─── Data for processing

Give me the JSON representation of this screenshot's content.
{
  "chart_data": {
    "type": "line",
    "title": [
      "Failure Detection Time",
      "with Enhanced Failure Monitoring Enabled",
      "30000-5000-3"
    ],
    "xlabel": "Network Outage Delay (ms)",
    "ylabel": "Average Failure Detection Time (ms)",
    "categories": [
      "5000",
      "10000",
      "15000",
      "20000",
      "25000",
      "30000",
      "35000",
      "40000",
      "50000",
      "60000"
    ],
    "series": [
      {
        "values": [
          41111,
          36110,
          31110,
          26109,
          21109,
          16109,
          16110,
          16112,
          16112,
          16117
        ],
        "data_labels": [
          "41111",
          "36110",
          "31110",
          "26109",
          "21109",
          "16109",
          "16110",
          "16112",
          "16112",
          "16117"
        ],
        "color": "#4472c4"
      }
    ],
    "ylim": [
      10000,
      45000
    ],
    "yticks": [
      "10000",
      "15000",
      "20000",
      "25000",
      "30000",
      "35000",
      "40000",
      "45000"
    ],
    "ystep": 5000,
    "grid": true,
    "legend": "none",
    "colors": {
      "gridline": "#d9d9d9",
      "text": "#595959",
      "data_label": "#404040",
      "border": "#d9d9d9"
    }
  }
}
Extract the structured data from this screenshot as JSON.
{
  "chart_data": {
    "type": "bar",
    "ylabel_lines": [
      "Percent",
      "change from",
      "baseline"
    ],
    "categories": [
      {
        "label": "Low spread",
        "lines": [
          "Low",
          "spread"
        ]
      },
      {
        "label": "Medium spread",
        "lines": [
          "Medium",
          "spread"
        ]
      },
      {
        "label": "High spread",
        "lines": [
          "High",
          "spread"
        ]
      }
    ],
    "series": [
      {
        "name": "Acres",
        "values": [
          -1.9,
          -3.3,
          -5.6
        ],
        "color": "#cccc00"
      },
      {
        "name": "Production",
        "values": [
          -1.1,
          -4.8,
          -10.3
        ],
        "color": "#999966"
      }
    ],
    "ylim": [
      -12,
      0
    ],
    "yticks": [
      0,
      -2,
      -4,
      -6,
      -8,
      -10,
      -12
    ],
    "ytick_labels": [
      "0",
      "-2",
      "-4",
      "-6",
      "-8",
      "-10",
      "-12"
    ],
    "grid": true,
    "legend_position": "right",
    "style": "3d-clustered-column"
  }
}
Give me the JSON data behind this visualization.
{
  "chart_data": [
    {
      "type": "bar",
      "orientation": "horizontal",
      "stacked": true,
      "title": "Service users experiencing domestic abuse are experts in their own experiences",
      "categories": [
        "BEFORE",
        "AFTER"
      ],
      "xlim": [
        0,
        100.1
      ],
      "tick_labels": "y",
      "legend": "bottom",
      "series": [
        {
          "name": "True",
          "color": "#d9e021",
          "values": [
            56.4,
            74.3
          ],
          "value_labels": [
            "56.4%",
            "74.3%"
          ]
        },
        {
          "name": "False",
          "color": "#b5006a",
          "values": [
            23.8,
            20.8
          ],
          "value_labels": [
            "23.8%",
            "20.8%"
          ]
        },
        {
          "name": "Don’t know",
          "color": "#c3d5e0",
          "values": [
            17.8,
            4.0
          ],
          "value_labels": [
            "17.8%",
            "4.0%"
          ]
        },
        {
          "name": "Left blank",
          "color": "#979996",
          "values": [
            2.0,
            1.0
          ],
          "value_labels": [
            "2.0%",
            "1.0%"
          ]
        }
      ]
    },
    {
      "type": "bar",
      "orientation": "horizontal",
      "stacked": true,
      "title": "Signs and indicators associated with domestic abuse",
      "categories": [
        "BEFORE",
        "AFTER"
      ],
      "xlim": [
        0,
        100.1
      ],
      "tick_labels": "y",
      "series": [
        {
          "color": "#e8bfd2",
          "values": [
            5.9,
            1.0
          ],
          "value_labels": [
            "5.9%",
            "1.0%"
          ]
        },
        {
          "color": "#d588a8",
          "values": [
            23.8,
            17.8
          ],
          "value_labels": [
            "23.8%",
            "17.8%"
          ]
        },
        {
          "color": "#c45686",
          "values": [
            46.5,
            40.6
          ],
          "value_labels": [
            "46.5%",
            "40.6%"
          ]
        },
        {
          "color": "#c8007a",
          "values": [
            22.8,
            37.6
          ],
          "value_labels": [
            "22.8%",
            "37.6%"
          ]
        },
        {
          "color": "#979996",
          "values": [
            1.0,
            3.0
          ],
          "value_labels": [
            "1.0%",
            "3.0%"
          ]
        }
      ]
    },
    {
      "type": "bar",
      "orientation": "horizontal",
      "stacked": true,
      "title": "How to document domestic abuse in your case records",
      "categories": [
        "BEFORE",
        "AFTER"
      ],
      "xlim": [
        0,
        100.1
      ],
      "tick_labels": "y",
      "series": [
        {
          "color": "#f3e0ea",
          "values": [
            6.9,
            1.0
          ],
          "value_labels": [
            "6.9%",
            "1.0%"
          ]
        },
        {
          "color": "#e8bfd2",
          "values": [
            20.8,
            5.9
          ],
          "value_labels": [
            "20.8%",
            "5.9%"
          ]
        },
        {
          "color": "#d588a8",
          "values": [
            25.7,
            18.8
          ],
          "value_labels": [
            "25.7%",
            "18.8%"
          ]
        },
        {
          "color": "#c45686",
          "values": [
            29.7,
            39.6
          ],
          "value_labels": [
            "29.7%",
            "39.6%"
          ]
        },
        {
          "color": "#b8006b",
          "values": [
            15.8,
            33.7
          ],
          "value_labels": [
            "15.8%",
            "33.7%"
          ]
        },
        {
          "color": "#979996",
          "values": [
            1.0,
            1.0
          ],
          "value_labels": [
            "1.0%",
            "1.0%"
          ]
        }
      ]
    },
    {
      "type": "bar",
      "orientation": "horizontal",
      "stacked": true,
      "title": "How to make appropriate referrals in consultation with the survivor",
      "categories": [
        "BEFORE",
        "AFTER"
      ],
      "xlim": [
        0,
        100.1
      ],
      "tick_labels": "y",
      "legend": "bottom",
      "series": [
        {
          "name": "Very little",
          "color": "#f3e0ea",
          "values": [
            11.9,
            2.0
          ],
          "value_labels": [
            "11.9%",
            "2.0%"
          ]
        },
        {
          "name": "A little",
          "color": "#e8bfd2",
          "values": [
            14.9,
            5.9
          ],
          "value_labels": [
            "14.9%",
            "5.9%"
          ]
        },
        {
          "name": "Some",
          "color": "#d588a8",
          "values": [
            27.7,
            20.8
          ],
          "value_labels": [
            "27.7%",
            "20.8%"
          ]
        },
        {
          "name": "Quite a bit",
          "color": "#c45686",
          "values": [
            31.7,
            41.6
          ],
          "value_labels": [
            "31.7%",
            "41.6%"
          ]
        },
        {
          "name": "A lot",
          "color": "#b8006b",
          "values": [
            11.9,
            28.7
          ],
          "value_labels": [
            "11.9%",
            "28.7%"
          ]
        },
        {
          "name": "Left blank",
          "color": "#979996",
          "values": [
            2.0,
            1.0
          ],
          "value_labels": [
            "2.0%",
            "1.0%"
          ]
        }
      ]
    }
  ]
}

──────

_Exercise aim_
Write out all the records above again, exactly as they stand.

_Output for this exercise_
Give me the JSON representation of this screenshot's content.
{
  "chart_data": {
    "type": "line",
    "title": [
      "Failure Detection Time",
      "with Enhanced Failure Monitoring Enabled",
      "30000-5000-3"
    ],
    "xlabel": "Network Outage Delay (ms)",
    "ylabel": "Average Failure Detection Time (ms)",
    "categories": [
      "5000",
      "10000",
      "15000",
      "20000",
      "25000",
      "30000",
      "35000",
      "40000",
      "50000",
      "60000"
    ],
    "series": [
      {
        "values": [
          41111,
          36110,
          31110,
          26109,
          21109,
          16109,
          16110,
          16112,
          16112,
          16117
        ],
        "data_labels": [
          "41111",
          "36110",
          "31110",
          "26109",
          "21109",
          "16109",
          "16110",
          "16112",
          "16112",
          "16117"
        ],
        "color": "#4472c4"
      }
    ],
    "ylim": [
      10000,
      45000
    ],
    "yticks": [
      "10000",
      "15000",
      "20000",
      "25000",
      "30000",
      "35000",
      "40000",
      "45000"
    ],
    "ystep": 5000,
    "grid": true,
    "legend": "none",
    "colors": {
      "gridline": "#d9d9d9",
      "text": "#595959",
      "data_label": "#404040",
      "border": "#d9d9d9"
    }
  }
}
Extract the structured data from this screenshot as JSON.
{
  "chart_data": {
    "type": "bar",
    "ylabel_lines": [
      "Percent",
      "change from",
      "baseline"
    ],
    "categories": [
      {
        "label": "Low spread",
        "lines": [
          "Low",
          "spread"
        ]
      },
      {
        "label": "Medium spread",
        "lines": [
          "Medium",
          "spread"
        ]
      },
      {
        "label": "High spread",
        "lines": [
          "High",
          "spread"
        ]
      }
    ],
    "series": [
      {
        "name": "Acres",
        "values": [
          -1.9,
          -3.3,
          -5.6
        ],
        "color": "#cccc00"
      },
      {
        "name": "Production",
        "values": [
          -1.1,
          -4.8,
          -10.3
        ],
        "color": "#999966"
      }
    ],
    "ylim": [
      -12,
      0
    ],
    "yticks": [
      0,
      -2,
      -4,
      -6,
      -8,
      -10,
      -12
    ],
    "ytick_labels": [
      "0",
      "-2",
      "-4",
      "-6",
      "-8",
      "-10",
      "-12"
    ],
    "grid": true,
    "legend_position": "right",
    "style": "3d-clustered-column"
  }
}
Give me the JSON data behind this visualization.
{
  "chart_data": [
    {
      "type": "bar",
      "orientation": "horizontal",
      "stacked": true,
      "title": "Service users experiencing domestic abuse are experts in their own experiences",
      "categories": [
        "BEFORE",
        "AFTER"
      ],
      "xlim": [
        0,
        100.1
      ],
      "tick_labels": "y",
      "legend": "bottom",
      "series": [
        {
          "name": "True",
          "color": "#d9e021",
          "values": [
            56.4,
            74.3
          ],
          "value_labels": [
            "56.4%",
            "74.3%"
          ]
        },
        {
          "name": "False",
          "color": "#b5006a",
          "values": [
            23.8,
            20.8
          ],
          "value_labels": [
            "23.8%",
            "20.8%"
          ]
        },
        {
          "name": "Don’t know",
          "color": "#c3d5e0",
          "values": [
            17.8,
            4.0
          ],
          "value_labels": [
            "17.8%",
            "4.0%"
          ]
        },
        {
          "name": "Left blank",
          "color": "#979996",
          "values": [
            2.0,
            1.0
          ],
          "value_labels": [
            "2.0%",
            "1.0%"
          ]
        }
      ]
    },
    {
      "type": "bar",
      "orientation": "horizontal",
      "stacked": true,
      "title": "Signs and indicators associated with domestic abuse",
      "categories": [
        "BEFORE",
        "AFTER"
      ],
      "xlim": [
        0,
        100.1
      ],
      "tick_labels": "y",
      "series": [
        {
          "color": "#e8bfd2",
          "values": [
            5.9,
            1.0
          ],
          "value_labels": [
            "5.9%",
            "1.0%"
          ]
        },
        {
          "color": "#d588a8",
          "values": [
            23.8,
            17.8
          ],
          "value_labels": [
            "23.8%",
            "17.8%"
          ]
        },
        {
          "color": "#c45686",
          "values": [
            46.5,
            40.6
          ],
          "value_labels": [
            "46.5%",
            "40.6%"
          ]
        },
        {
          "color": "#c8007a",
          "values": [
            22.8,
            37.6
          ],
          "value_labels": [
            "22.8%",
            "37.6%"
          ]
        },
        {
          "color": "#979996",
          "values": [
            1.0,
            3.0
          ],
          "value_labels": [
            "1.0%",
            "3.0%"
          ]
        }
      ]
    },
    {
      "type": "bar",
      "orientation": "horizontal",
      "stacked": true,
      "title": "How to document domestic abuse in your case records",
      "categories": [
        "BEFORE",
        "AFTER"
      ],
      "xlim": [
        0,
        100.1
      ],
      "tick_labels": "y",
      "series": [
        {
          "color": "#f3e0ea",
          "values": [
            6.9,
            1.0
          ],
          "value_labels": [
            "6.9%",
            "1.0%"
          ]
        },
        {
          "color": "#e8bfd2",
          "values": [
            20.8,
            5.9
          ],
          "value_labels": [
            "20.8%",
            "5.9%"
          ]
        },
        {
          "color": "#d588a8",
          "values": [
            25.7,
            18.8
          ],
          "value_labels": [
            "25.7%",
            "18.8%"
          ]
        },
        {
          "color": "#c45686",
          "values": [
            29.7,
            39.6
          ],
          "value_labels": [
            "29.7%",
            "39.6%"
          ]
        },
        {
          "color": "#b8006b",
          "values": [
            15.8,
            33.7
          ],
          "value_labels": [
            "15.8%",
            "33.7%"
          ]
        },
        {
          "color": "#979996",
          "values": [
            1.0,
            1.0
          ],
          "value_labels": [
            "1.0%",
            "1.0%"
          ]
        }
      ]
    },
    {
      "type": "bar",
      "orientation": "horizontal",
      "stacked": true,
      "title": "How to make appropriate referrals in consultation with the survivor",
      "categories": [
        "BEFORE",
        "AFTER"
      ],
      "xlim": [
        0,
        100.1
      ],
      "tick_labels": "y",
      "legend": "bottom",
      "series": [
        {
          "name": "Very little",
          "color": "#f3e0ea",
          "values": [
            11.9,
            2.0
          ],
          "value_labels": [
            "11.9%",
            "2.0%"
          ]
        },
        {
          "name": "A little",
          "color": "#e8bfd2",
          "values": [
            14.9,
            5.9
          ],
          "value_labels": [
            "14.9%",
            "5.9%"
          ]
        },
        {
          "name": "Some",
          "color": "#d588a8",
          "values": [
            27.7,
            20.8
          ],
          "value_labels": [
            "27.7%",
            "20.8%"
          ]
        },
        {
          "name": "Quite a bit",
          "color": "#c45686",
          "values": [
            31.7,
            41.6
          ],
          "value_labels": [
            "31.7%",
            "41.6%"
          ]
        },
        {
          "name": "A lot",
          "color": "#b8006b",
          "values": [
            11.9,
            28.7
          ],
          "value_labels": [
            "11.9%",
            "28.7%"
          ]
        },
        {
          "name": "Left blank",
          "color": "#979996",
          "values": [
            2.0,
            1.0
          ],
          "value_labels": [
            "2.0%",
            "1.0%"
          ]
        }
      ]
    }
  ]
}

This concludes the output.